STATED PROBLEM: Your task is to repeat the entries underneath exactly, minus the pictures.

====== MATERIAL SHOWN

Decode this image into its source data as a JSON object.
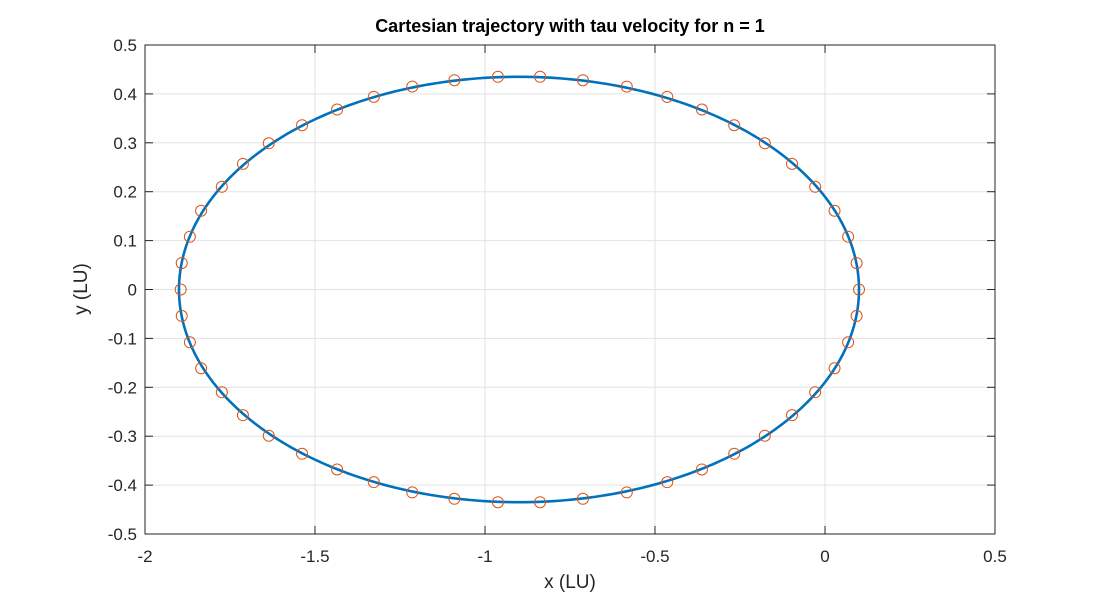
{
  "chart_data": {
    "type": "line",
    "title": "Cartesian trajectory with tau velocity for n = 1",
    "xlabel": "x (LU)",
    "ylabel": "y (LU)",
    "xlim": [
      -2,
      0.5
    ],
    "ylim": [
      -0.5,
      0.5
    ],
    "xticks": [
      -2,
      -1.5,
      -1,
      -0.5,
      0,
      0.5
    ],
    "xtick_labels": [
      "-2",
      "-1.5",
      "-1",
      "-0.5",
      "0",
      "0.5"
    ],
    "yticks": [
      -0.5,
      -0.4,
      -0.3,
      -0.2,
      -0.1,
      0,
      0.1,
      0.2,
      0.3,
      0.4,
      0.5
    ],
    "ytick_labels": [
      "-0.5",
      "-0.4",
      "-0.3",
      "-0.2",
      "-0.1",
      "0",
      "0.1",
      "0.2",
      "0.3",
      "0.4",
      "0.5"
    ],
    "grid": true,
    "series": [
      {
        "style": "line",
        "color": "#0072BD",
        "shape": "ellipse",
        "center": [
          -0.9,
          0
        ],
        "semi_axes": [
          1.0,
          0.435
        ]
      },
      {
        "style": "markers",
        "marker": "open-circle",
        "color": "#D95319",
        "x": [
          0.1,
          0.093,
          0.068,
          0.028,
          -0.029,
          -0.097,
          -0.177,
          -0.267,
          -0.362,
          -0.464,
          -0.583,
          -0.712,
          -0.838,
          -0.962,
          -1.09,
          -1.214,
          -1.327,
          -1.435,
          -1.538,
          -1.636,
          -1.712,
          -1.774,
          -1.835,
          -1.868,
          -1.892,
          -1.895,
          -1.892,
          -1.868,
          -1.835,
          -1.774,
          -1.712,
          -1.636,
          -1.538,
          -1.435,
          -1.327,
          -1.214,
          -1.09,
          -0.962,
          -0.838,
          -0.712,
          -0.583,
          -0.464,
          -0.362,
          -0.267,
          -0.177,
          -0.097,
          -0.029,
          0.028,
          0.068,
          0.093
        ],
        "y": [
          0,
          0.054,
          0.108,
          0.161,
          0.21,
          0.257,
          0.299,
          0.336,
          0.368,
          0.394,
          0.415,
          0.428,
          0.435,
          0.435,
          0.428,
          0.415,
          0.394,
          0.368,
          0.336,
          0.299,
          0.257,
          0.21,
          0.161,
          0.108,
          0.054,
          0,
          -0.054,
          -0.108,
          -0.161,
          -0.21,
          -0.257,
          -0.299,
          -0.336,
          -0.368,
          -0.394,
          -0.415,
          -0.428,
          -0.435,
          -0.435,
          -0.428,
          -0.415,
          -0.394,
          -0.368,
          -0.336,
          -0.299,
          -0.257,
          -0.21,
          -0.161,
          -0.108,
          -0.054
        ]
      }
    ]
  }
}
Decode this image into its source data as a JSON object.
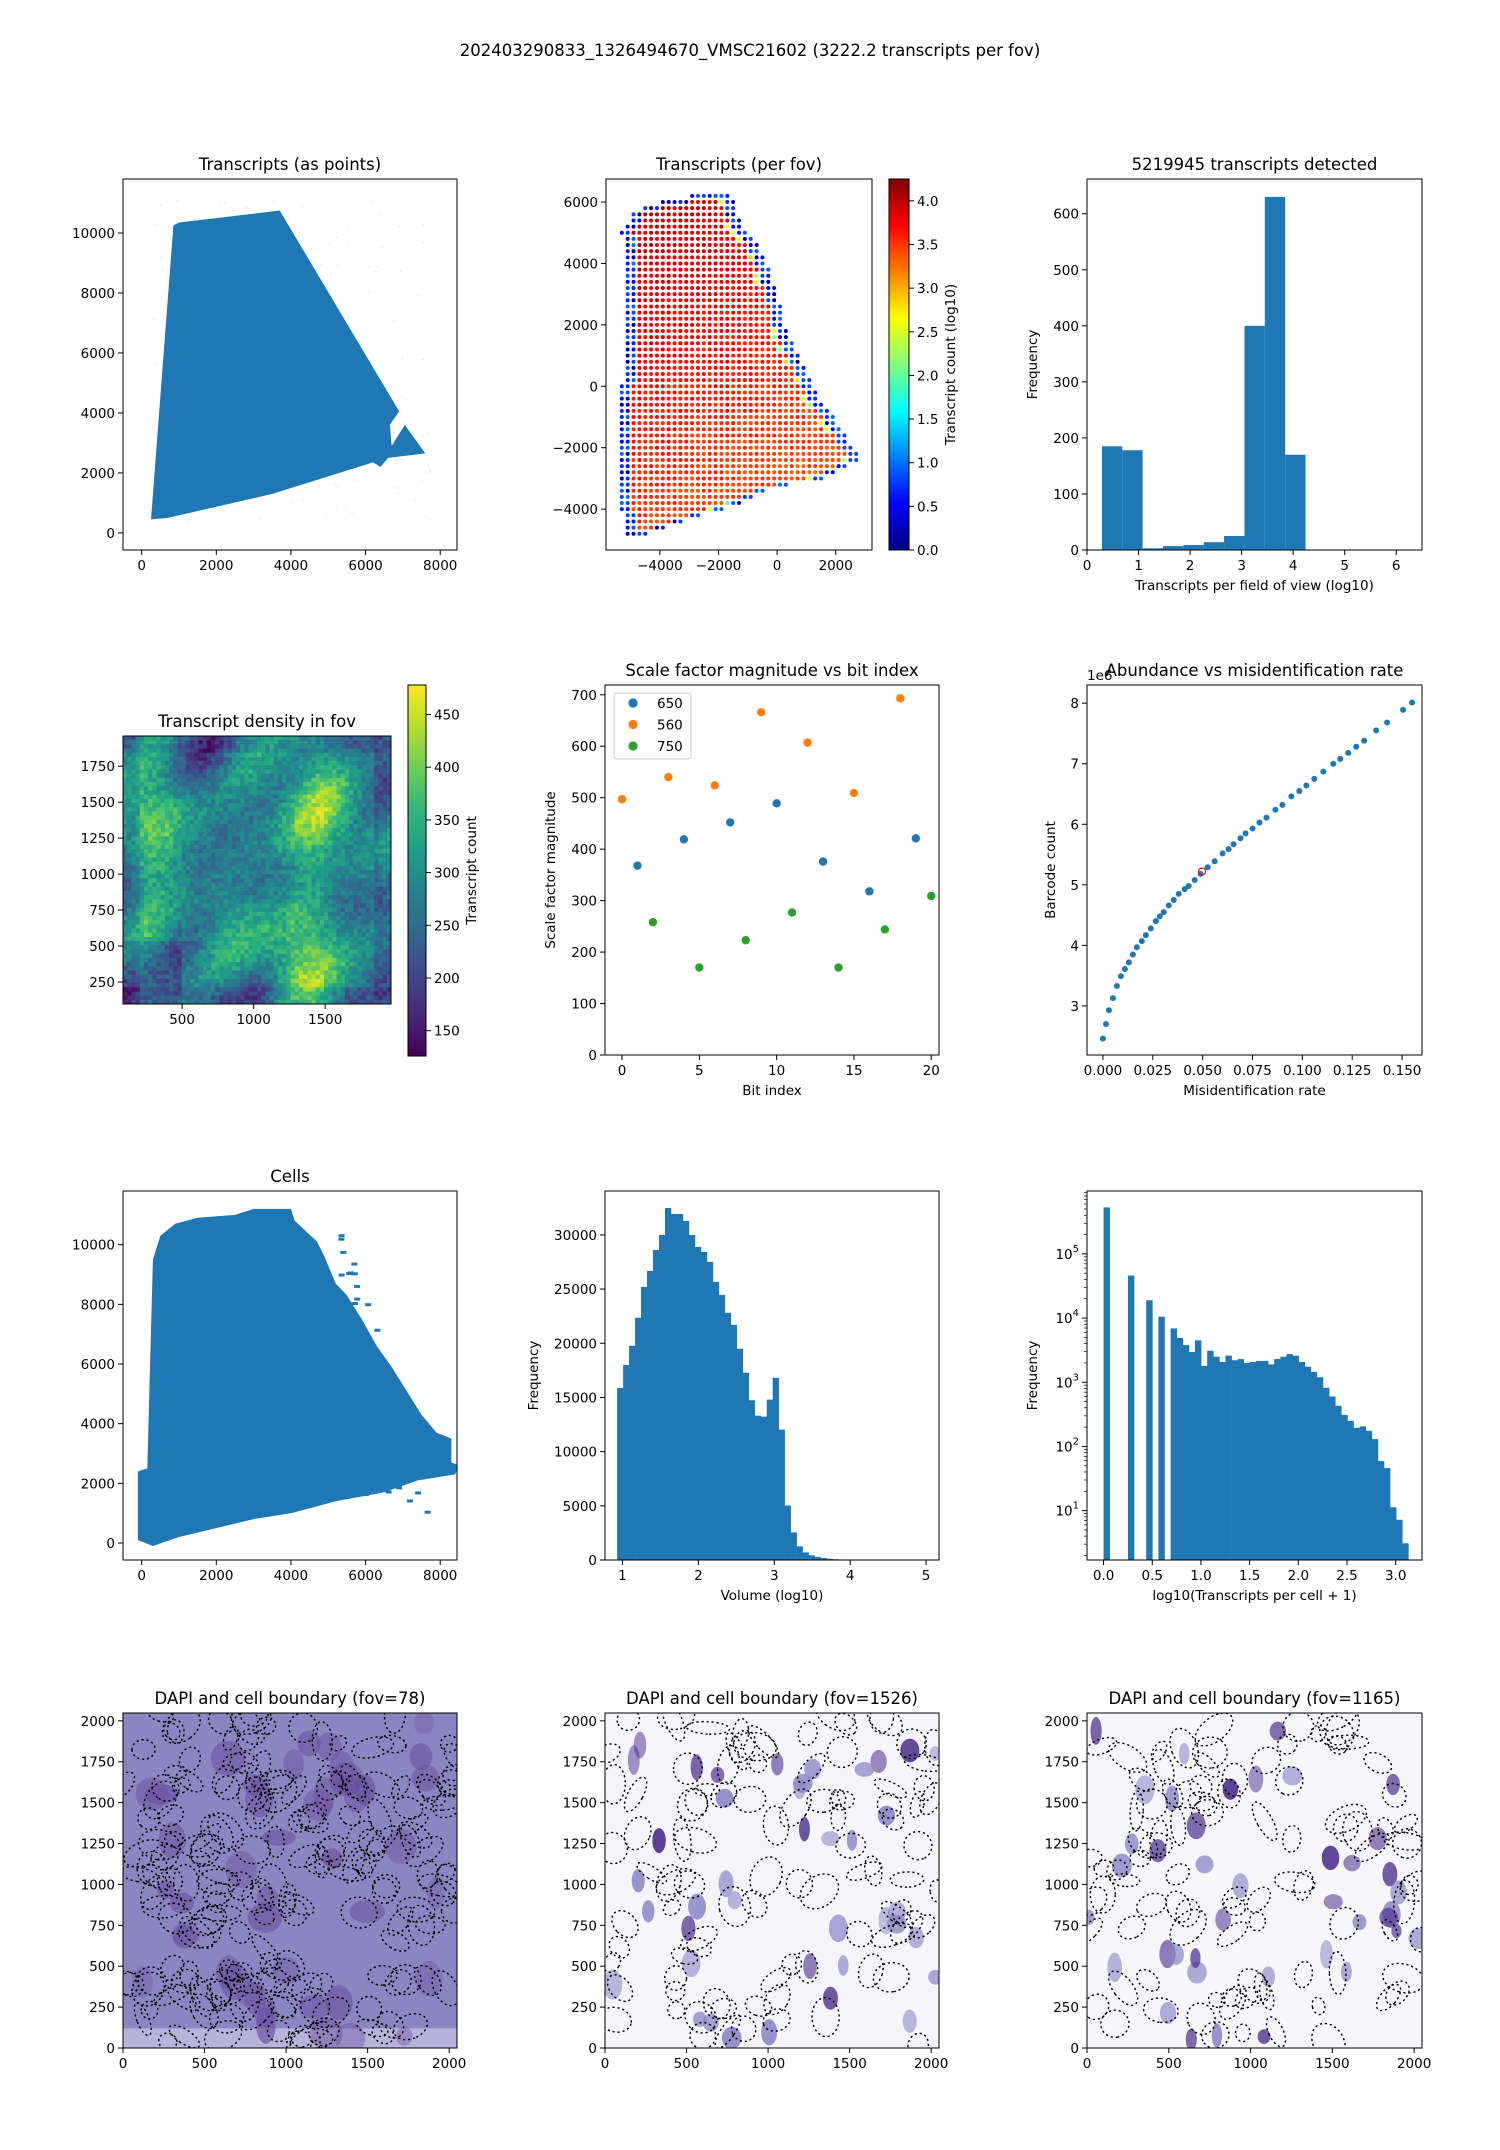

============

TASK SOLUTION:
Decode this image into its source data as a JSON object.
{
  "chart_data": {
    "type": "line",
    "title": "Cartesian trajectory with tau velocity for n = 1",
    "xlabel": "x (LU)",
    "ylabel": "y (LU)",
    "xlim": [
      -2,
      0.5
    ],
    "ylim": [
      -0.5,
      0.5
    ],
    "xticks": [
      -2,
      -1.5,
      -1,
      -0.5,
      0,
      0.5
    ],
    "xtick_labels": [
      "-2",
      "-1.5",
      "-1",
      "-0.5",
      "0",
      "0.5"
    ],
    "yticks": [
      -0.5,
      -0.4,
      -0.3,
      -0.2,
      -0.1,
      0,
      0.1,
      0.2,
      0.3,
      0.4,
      0.5
    ],
    "ytick_labels": [
      "-0.5",
      "-0.4",
      "-0.3",
      "-0.2",
      "-0.1",
      "0",
      "0.1",
      "0.2",
      "0.3",
      "0.4",
      "0.5"
    ],
    "grid": true,
    "series": [
      {
        "style": "line",
        "color": "#0072BD",
        "shape": "ellipse",
        "center": [
          -0.9,
          0
        ],
        "semi_axes": [
          1.0,
          0.435
        ]
      },
      {
        "style": "markers",
        "marker": "open-circle",
        "color": "#D95319",
        "x": [
          0.1,
          0.093,
          0.068,
          0.028,
          -0.029,
          -0.097,
          -0.177,
          -0.267,
          -0.362,
          -0.464,
          -0.583,
          -0.712,
          -0.838,
          -0.962,
          -1.09,
          -1.214,
          -1.327,
          -1.435,
          -1.538,
          -1.636,
          -1.712,
          -1.774,
          -1.835,
          -1.868,
          -1.892,
          -1.895,
          -1.892,
          -1.868,
          -1.835,
          -1.774,
          -1.712,
          -1.636,
          -1.538,
          -1.435,
          -1.327,
          -1.214,
          -1.09,
          -0.962,
          -0.838,
          -0.712,
          -0.583,
          -0.464,
          -0.362,
          -0.267,
          -0.177,
          -0.097,
          -0.029,
          0.028,
          0.068,
          0.093
        ],
        "y": [
          0,
          0.054,
          0.108,
          0.161,
          0.21,
          0.257,
          0.299,
          0.336,
          0.368,
          0.394,
          0.415,
          0.428,
          0.435,
          0.435,
          0.428,
          0.415,
          0.394,
          0.368,
          0.336,
          0.299,
          0.257,
          0.21,
          0.161,
          0.108,
          0.054,
          0,
          -0.054,
          -0.108,
          -0.161,
          -0.21,
          -0.257,
          -0.299,
          -0.336,
          -0.368,
          -0.394,
          -0.415,
          -0.428,
          -0.435,
          -0.435,
          -0.428,
          -0.415,
          -0.394,
          -0.368,
          -0.336,
          -0.299,
          -0.257,
          -0.21,
          -0.161,
          -0.108,
          -0.054
        ]
      }
    ]
  }
}
Decode this image into its source data as a JSON object.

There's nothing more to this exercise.